▶ WHAT YOU HAVE TO DO
Could every line of the data be copied out once more, exactly?

[[ DATA EXCERPTS open ]]

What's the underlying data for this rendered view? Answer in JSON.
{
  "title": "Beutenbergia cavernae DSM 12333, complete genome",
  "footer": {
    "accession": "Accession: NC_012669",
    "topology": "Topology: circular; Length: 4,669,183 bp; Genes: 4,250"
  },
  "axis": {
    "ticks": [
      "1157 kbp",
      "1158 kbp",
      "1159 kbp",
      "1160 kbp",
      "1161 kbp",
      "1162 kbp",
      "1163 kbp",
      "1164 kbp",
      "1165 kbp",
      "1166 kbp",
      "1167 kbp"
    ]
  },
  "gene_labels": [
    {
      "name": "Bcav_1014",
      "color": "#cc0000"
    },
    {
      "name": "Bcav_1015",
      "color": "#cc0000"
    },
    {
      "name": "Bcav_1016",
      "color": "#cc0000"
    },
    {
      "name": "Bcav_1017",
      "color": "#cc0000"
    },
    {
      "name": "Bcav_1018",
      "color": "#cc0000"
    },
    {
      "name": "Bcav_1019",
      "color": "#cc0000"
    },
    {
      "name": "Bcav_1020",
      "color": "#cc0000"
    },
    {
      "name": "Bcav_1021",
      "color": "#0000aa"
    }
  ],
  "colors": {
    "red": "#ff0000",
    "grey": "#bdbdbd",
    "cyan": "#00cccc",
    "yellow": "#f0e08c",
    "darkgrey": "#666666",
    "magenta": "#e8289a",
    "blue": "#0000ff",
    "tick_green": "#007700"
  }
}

[[ DATA EXCERPTS closed ]]

▶ PROBLEM SOLUTION
What's the underlying data for this rendered view? Answer in JSON.
{
  "title": "Beutenbergia cavernae DSM 12333, complete genome",
  "footer": {
    "accession": "Accession: NC_012669",
    "topology": "Topology: circular; Length: 4,669,183 bp; Genes: 4,250"
  },
  "axis": {
    "ticks": [
      "1157 kbp",
      "1158 kbp",
      "1159 kbp",
      "1160 kbp",
      "1161 kbp",
      "1162 kbp",
      "1163 kbp",
      "1164 kbp",
      "1165 kbp",
      "1166 kbp",
      "1167 kbp"
    ]
  },
  "gene_labels": [
    {
      "name": "Bcav_1014",
      "color": "#cc0000"
    },
    {
      "name": "Bcav_1015",
      "color": "#cc0000"
    },
    {
      "name": "Bcav_1016",
      "color": "#cc0000"
    },
    {
      "name": "Bcav_1017",
      "color": "#cc0000"
    },
    {
      "name": "Bcav_1018",
      "color": "#cc0000"
    },
    {
      "name": "Bcav_1019",
      "color": "#cc0000"
    },
    {
      "name": "Bcav_1020",
      "color": "#cc0000"
    },
    {
      "name": "Bcav_1021",
      "color": "#0000aa"
    }
  ],
  "colors": {
    "red": "#ff0000",
    "grey": "#bdbdbd",
    "cyan": "#00cccc",
    "yellow": "#f0e08c",
    "darkgrey": "#666666",
    "magenta": "#e8289a",
    "blue": "#0000ff",
    "tick_green": "#007700"
  }
}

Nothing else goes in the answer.